What is asked
Search the listing below for "count". Copy each matching line.

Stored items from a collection
** Begin **

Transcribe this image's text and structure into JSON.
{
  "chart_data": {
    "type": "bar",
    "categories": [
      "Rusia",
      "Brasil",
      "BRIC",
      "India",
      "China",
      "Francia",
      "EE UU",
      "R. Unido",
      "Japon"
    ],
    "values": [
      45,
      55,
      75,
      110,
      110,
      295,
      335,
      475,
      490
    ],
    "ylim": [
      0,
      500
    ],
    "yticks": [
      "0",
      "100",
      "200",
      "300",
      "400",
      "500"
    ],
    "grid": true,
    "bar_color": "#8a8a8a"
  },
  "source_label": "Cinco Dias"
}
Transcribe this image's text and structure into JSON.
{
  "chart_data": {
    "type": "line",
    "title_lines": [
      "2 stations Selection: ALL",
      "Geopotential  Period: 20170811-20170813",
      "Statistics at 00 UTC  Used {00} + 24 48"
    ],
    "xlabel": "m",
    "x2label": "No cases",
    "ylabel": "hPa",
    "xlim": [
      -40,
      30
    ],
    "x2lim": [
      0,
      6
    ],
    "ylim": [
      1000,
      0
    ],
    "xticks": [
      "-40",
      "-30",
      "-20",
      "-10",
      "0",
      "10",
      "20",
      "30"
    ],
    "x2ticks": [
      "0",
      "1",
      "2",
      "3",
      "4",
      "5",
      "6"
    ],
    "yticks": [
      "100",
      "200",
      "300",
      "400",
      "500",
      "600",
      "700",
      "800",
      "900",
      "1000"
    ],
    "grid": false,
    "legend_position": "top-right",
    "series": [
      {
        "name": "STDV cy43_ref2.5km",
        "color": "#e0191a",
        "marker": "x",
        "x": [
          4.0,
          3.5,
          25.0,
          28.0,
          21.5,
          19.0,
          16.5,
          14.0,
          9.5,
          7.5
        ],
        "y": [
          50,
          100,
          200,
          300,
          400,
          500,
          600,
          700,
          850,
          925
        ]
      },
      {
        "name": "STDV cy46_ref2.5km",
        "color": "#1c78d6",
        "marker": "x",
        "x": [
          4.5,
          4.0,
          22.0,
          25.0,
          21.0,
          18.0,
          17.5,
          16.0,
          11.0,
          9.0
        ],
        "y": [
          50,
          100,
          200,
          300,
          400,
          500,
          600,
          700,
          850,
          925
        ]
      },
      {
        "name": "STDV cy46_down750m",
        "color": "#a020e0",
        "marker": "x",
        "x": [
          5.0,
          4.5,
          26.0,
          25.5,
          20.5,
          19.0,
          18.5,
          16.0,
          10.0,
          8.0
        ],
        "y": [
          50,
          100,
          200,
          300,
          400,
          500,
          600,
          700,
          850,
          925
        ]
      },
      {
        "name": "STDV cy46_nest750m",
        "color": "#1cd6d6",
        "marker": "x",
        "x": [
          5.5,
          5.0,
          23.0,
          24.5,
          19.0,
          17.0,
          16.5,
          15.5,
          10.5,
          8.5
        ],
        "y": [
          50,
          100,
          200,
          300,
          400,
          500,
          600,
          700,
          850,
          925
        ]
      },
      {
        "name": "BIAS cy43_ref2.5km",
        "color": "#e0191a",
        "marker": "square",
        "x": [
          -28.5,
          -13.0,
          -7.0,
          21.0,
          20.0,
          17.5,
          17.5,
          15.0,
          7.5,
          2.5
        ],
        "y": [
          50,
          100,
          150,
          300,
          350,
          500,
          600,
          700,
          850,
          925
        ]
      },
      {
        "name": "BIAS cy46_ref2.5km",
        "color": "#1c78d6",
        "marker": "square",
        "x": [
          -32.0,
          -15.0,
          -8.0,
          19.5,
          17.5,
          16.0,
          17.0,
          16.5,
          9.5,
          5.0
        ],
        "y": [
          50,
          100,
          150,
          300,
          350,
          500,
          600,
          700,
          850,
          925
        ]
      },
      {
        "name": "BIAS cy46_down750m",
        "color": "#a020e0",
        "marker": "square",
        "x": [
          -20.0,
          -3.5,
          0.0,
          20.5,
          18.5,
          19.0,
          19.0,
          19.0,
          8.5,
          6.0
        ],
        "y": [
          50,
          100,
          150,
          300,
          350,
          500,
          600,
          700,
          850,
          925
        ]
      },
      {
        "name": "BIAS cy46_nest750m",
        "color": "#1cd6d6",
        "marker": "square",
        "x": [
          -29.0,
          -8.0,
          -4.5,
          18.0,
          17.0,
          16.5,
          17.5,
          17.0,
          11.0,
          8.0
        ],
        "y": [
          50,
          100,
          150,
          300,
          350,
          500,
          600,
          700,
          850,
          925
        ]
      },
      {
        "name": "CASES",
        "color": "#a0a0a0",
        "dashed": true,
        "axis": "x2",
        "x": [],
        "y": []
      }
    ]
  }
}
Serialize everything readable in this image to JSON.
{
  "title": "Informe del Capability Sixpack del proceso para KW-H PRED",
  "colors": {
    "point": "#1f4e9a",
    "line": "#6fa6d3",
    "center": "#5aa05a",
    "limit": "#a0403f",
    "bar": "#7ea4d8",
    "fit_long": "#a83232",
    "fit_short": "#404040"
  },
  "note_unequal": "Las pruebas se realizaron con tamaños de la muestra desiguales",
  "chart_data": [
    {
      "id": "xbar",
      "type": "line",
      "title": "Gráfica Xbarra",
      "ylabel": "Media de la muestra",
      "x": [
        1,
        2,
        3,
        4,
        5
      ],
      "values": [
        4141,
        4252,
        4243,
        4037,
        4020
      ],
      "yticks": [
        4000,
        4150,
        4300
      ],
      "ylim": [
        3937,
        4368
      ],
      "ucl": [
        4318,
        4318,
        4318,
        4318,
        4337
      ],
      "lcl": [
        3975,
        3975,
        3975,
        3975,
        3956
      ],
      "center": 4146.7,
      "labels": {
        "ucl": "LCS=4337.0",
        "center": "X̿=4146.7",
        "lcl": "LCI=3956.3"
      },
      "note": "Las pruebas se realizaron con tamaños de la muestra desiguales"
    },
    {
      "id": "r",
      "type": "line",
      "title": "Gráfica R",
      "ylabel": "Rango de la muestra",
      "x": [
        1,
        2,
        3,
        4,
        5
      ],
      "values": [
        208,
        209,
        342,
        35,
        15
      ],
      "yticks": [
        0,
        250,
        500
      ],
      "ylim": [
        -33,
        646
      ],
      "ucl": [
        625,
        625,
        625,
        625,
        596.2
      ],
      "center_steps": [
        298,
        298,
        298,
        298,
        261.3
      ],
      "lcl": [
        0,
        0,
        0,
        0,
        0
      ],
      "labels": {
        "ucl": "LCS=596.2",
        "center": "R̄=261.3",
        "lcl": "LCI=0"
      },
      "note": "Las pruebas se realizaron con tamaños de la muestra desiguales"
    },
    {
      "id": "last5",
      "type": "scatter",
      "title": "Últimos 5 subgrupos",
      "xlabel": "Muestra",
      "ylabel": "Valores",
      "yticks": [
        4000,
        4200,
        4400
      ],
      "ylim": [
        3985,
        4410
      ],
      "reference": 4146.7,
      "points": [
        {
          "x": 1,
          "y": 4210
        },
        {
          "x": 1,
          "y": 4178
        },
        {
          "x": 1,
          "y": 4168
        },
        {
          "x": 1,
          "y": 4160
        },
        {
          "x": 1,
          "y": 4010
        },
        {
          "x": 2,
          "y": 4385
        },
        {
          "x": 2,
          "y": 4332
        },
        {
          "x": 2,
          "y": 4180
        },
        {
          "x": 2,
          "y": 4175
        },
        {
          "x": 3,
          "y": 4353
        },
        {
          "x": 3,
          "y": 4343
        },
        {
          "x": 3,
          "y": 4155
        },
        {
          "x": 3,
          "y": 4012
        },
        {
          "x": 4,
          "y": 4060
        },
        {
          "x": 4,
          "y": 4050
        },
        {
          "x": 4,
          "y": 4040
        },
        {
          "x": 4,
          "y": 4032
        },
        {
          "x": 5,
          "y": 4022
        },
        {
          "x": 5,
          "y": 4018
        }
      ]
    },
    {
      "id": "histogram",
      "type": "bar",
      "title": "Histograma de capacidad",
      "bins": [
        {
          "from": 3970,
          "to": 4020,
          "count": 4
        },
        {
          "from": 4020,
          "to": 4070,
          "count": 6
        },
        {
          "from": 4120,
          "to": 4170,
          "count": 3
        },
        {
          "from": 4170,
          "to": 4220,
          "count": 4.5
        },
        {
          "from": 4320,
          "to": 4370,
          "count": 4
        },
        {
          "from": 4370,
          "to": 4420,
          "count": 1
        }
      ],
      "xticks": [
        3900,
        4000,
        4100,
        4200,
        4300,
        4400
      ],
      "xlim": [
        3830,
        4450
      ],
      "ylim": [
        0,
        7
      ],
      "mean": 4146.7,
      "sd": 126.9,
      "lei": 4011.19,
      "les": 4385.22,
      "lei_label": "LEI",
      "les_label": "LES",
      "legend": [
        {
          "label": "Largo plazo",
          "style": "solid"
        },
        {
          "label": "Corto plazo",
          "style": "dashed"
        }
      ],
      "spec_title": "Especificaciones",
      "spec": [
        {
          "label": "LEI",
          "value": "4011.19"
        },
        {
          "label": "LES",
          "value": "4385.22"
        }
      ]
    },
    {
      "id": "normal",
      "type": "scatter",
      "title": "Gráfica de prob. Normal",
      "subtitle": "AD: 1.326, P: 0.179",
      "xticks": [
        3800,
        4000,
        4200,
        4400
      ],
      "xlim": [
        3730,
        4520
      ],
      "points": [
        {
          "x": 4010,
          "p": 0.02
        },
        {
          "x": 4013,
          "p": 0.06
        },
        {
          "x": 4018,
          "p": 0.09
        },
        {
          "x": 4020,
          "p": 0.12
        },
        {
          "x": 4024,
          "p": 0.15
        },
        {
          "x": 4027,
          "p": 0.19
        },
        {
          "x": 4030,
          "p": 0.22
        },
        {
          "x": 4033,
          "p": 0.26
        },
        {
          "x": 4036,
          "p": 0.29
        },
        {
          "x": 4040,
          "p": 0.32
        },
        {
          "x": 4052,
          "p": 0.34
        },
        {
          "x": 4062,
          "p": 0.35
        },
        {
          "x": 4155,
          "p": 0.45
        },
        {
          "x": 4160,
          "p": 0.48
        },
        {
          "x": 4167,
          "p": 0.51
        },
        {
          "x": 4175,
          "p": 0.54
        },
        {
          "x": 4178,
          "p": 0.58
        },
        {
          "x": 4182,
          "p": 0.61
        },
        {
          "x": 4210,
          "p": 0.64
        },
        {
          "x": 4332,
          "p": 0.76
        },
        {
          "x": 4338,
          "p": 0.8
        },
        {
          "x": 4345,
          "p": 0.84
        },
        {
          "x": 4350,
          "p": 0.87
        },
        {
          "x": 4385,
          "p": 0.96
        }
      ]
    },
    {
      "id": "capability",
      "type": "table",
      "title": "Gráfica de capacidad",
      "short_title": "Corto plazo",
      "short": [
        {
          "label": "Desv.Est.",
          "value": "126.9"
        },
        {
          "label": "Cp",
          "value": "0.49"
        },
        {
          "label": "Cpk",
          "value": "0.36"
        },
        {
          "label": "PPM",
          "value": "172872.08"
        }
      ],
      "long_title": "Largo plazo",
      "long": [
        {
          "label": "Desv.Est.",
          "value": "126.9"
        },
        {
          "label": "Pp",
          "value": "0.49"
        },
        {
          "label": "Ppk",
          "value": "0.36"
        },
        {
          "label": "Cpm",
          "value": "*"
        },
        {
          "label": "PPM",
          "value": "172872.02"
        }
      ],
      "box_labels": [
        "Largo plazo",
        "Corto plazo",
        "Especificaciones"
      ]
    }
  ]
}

** End **

The result
          "count": 4
          "count": 6
          "count": 3
          "count": 4.5
          "count": 4
          "count": 1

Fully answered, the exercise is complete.